• _Challenge_:
How many lines of the data hold the word "parsing"? State the number and nothing else.

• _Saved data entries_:
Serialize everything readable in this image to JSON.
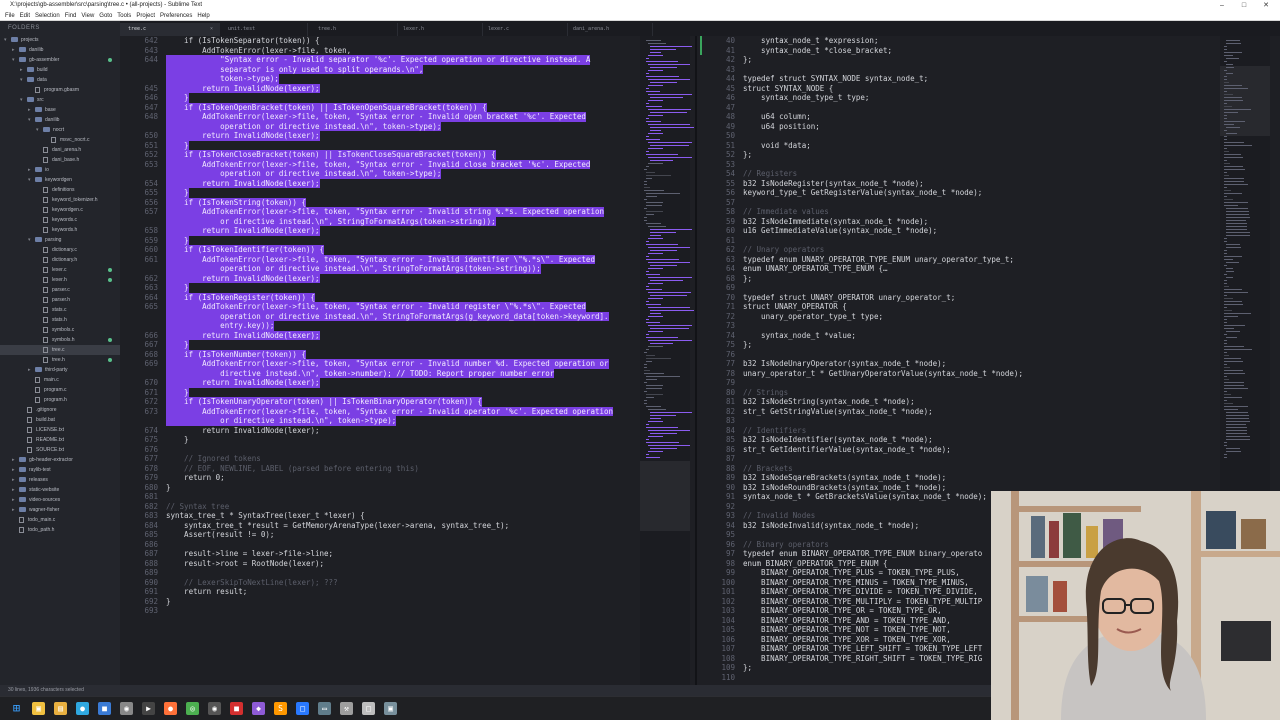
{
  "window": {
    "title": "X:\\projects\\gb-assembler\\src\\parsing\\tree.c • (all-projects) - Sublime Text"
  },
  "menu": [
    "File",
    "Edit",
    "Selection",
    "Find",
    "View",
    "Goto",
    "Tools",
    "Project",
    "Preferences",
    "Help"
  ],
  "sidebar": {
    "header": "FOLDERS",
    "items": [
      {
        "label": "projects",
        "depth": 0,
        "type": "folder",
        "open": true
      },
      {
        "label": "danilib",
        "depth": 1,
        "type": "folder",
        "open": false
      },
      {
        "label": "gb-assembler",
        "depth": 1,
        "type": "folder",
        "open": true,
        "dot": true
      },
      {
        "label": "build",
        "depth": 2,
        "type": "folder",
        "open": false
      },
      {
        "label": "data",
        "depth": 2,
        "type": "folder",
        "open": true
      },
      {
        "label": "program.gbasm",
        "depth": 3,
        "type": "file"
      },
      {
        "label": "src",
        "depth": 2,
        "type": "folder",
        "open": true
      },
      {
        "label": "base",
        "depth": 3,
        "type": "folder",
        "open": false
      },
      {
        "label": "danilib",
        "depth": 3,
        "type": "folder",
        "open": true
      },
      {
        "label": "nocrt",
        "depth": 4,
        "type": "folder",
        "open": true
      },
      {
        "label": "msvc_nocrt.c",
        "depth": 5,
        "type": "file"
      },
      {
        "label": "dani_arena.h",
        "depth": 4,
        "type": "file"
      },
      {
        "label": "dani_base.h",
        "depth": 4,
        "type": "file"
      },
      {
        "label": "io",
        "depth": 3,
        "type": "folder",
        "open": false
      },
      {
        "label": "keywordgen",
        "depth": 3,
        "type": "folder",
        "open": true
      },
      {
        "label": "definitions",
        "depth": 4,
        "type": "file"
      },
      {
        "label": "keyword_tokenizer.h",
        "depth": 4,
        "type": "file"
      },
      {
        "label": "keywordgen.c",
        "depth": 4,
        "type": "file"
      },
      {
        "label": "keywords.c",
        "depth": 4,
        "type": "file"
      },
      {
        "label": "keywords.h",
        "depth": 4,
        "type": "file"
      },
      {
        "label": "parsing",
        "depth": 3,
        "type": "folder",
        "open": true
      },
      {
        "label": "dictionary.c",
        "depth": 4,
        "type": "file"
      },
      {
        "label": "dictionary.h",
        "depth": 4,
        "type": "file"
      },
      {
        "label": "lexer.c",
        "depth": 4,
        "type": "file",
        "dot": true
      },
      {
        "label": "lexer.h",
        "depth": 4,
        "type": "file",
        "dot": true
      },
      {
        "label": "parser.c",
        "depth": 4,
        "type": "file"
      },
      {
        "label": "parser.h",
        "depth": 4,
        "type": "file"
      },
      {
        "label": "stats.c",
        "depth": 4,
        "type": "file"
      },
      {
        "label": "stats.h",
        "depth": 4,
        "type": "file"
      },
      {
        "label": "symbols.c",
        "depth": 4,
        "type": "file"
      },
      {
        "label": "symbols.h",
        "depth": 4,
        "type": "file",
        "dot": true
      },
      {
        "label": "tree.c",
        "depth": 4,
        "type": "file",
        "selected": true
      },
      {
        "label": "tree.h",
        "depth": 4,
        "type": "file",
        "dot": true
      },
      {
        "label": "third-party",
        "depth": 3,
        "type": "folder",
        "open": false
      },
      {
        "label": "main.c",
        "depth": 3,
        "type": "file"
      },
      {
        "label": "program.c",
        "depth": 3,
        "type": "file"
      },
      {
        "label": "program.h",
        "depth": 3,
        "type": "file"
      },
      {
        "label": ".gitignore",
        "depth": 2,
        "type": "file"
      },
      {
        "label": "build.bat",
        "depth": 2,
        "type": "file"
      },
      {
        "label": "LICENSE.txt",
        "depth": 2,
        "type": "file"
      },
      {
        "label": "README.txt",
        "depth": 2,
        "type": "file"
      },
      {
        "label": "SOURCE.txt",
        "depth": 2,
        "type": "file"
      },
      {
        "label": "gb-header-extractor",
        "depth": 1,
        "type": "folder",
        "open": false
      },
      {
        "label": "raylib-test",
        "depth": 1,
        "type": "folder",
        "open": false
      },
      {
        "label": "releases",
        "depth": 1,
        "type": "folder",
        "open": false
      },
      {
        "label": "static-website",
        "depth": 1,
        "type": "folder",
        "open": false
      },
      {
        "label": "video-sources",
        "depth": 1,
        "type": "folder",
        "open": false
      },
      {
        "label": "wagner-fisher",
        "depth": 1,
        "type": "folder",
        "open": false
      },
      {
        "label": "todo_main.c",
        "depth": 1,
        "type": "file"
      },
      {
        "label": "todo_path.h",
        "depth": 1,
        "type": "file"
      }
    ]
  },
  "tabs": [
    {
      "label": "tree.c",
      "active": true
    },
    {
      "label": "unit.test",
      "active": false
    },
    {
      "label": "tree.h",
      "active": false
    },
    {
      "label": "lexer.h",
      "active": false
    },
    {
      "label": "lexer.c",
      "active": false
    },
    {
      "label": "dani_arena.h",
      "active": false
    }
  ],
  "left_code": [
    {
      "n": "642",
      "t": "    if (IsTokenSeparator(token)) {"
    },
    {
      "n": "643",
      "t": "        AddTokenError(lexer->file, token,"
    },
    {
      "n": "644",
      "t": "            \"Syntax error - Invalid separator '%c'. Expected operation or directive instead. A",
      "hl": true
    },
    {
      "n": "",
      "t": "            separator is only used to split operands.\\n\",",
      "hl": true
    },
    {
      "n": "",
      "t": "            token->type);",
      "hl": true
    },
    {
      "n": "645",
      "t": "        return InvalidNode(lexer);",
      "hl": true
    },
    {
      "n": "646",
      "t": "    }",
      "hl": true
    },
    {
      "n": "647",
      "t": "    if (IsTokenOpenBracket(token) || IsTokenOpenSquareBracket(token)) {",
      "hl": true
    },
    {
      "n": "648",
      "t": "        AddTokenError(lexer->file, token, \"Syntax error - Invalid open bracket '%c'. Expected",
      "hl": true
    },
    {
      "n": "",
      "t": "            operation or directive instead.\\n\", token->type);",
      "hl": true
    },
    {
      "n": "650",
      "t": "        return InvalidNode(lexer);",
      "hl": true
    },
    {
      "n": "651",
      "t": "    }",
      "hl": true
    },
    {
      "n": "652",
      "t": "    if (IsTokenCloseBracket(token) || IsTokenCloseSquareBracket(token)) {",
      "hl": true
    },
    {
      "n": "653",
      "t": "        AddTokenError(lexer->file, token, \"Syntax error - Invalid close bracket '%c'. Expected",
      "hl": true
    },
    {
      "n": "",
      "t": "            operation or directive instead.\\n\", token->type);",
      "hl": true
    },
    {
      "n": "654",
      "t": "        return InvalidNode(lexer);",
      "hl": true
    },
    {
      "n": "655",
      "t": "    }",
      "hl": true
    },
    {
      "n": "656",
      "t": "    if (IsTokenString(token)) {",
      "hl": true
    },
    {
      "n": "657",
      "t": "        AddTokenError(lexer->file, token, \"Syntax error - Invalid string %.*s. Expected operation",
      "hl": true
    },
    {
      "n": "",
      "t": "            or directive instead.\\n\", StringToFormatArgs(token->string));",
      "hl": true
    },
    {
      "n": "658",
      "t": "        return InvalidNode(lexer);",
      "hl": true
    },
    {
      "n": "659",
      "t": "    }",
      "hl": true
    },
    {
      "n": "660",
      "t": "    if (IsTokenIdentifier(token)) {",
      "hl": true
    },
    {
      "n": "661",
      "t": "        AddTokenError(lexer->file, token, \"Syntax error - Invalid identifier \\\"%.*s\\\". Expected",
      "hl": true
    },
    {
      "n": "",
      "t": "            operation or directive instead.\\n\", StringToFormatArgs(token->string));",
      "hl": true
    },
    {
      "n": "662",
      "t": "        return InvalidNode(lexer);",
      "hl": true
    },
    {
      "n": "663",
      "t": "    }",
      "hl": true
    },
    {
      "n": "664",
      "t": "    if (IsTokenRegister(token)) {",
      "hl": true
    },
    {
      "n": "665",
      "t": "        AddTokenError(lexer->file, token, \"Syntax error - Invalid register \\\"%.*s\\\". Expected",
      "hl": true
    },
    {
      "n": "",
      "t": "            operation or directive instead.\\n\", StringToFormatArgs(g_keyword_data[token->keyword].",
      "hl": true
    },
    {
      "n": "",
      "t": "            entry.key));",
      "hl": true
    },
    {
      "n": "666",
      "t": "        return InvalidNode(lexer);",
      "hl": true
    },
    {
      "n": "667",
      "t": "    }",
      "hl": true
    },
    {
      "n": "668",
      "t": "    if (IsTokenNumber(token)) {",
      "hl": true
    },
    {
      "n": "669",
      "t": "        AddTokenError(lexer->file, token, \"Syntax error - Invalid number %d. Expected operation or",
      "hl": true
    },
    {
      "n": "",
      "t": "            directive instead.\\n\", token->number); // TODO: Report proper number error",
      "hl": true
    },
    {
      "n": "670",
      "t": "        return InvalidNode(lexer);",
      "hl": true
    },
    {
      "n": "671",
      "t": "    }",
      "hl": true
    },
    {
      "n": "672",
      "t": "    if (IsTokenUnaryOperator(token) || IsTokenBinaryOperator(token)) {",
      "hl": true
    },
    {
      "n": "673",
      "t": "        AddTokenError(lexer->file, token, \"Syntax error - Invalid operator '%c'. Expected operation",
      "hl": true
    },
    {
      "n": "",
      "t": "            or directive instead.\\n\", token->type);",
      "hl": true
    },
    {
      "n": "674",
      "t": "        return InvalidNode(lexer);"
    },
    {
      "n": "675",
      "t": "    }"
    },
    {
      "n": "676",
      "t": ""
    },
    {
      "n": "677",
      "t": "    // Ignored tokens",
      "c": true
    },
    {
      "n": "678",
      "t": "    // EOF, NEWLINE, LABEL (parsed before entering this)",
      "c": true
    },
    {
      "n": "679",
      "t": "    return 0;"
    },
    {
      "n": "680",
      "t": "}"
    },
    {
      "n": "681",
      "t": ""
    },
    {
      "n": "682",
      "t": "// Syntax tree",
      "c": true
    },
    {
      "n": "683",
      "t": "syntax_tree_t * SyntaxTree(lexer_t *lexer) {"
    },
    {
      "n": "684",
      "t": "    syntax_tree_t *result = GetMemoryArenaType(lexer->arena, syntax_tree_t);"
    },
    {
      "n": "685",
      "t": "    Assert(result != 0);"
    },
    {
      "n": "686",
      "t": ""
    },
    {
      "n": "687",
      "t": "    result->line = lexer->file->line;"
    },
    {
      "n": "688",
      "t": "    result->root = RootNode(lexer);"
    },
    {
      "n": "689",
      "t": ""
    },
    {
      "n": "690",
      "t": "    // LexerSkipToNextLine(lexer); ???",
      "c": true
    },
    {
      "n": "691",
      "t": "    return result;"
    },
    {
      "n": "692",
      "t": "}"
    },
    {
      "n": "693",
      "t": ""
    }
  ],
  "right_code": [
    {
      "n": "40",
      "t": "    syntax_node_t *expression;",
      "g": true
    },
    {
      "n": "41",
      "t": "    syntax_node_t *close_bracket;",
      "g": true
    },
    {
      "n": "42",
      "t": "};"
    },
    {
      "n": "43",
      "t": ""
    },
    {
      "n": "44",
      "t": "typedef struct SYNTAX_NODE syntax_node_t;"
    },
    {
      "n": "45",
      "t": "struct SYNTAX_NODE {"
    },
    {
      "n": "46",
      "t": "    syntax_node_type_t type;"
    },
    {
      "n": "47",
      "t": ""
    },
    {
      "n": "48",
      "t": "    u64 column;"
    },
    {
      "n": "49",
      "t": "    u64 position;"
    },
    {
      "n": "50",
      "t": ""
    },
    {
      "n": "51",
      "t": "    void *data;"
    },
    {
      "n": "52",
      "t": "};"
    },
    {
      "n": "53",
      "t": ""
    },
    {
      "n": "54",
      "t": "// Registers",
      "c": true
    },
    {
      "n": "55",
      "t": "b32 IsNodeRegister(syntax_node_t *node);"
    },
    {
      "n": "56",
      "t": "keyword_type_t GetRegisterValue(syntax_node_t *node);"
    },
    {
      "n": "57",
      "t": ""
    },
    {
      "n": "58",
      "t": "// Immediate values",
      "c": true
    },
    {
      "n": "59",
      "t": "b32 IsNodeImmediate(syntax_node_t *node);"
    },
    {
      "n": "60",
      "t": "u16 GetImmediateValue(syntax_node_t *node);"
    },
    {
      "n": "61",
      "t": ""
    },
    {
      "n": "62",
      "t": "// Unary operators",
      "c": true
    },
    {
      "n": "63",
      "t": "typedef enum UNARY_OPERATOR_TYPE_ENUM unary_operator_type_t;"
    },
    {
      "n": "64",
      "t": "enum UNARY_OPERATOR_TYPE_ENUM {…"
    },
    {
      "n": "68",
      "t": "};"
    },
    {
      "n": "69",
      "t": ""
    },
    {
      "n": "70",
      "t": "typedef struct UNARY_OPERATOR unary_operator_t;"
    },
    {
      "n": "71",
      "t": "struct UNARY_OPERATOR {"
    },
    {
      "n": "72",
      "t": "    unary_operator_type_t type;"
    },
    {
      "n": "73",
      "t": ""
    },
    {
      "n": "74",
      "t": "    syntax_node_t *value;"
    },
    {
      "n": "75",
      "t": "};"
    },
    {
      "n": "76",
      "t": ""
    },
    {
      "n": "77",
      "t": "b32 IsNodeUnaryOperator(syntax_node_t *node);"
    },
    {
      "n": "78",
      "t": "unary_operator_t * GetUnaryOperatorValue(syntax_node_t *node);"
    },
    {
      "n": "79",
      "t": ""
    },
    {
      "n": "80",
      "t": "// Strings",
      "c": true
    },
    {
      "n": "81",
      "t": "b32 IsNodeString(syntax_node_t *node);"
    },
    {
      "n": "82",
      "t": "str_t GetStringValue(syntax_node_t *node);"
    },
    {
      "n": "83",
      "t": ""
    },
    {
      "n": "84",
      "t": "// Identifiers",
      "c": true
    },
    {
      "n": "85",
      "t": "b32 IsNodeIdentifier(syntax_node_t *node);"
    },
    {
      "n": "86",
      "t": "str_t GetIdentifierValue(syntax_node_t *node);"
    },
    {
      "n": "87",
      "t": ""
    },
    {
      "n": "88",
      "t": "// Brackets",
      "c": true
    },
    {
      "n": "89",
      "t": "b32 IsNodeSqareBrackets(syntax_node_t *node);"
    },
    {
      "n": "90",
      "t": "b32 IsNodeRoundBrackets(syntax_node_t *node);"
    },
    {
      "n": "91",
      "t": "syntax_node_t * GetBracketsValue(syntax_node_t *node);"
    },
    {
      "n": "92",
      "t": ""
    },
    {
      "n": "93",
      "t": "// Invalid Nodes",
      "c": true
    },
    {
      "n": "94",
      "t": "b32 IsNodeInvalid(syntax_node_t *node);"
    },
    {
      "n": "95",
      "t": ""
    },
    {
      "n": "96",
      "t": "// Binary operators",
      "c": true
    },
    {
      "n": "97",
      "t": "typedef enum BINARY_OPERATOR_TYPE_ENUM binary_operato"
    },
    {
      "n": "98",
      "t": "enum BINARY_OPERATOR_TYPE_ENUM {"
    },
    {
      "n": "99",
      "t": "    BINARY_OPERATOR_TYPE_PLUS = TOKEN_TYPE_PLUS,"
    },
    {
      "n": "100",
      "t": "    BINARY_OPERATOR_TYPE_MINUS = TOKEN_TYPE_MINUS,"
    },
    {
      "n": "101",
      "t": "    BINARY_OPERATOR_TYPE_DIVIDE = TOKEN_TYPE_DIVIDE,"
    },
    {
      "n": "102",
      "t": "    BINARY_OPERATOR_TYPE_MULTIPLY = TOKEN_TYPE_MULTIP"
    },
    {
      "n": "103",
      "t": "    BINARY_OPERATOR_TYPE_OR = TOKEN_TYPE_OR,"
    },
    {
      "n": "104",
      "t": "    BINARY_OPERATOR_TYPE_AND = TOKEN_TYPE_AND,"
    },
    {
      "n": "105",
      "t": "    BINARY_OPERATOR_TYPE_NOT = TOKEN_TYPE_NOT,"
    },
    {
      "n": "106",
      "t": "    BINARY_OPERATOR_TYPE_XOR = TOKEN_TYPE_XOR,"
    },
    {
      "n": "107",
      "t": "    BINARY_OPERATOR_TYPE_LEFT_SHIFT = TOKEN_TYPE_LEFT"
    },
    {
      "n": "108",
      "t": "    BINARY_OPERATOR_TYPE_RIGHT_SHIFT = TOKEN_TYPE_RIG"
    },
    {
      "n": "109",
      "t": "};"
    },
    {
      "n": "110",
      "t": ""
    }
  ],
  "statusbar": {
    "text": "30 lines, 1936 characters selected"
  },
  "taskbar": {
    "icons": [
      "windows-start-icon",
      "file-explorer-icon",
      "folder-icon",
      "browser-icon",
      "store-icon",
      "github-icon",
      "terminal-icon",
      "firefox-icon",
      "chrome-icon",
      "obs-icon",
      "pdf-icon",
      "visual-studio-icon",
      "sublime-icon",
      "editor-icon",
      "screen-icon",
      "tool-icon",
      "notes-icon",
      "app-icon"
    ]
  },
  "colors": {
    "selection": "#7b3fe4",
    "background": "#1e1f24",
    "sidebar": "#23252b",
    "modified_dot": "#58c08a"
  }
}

• _Task response_:
2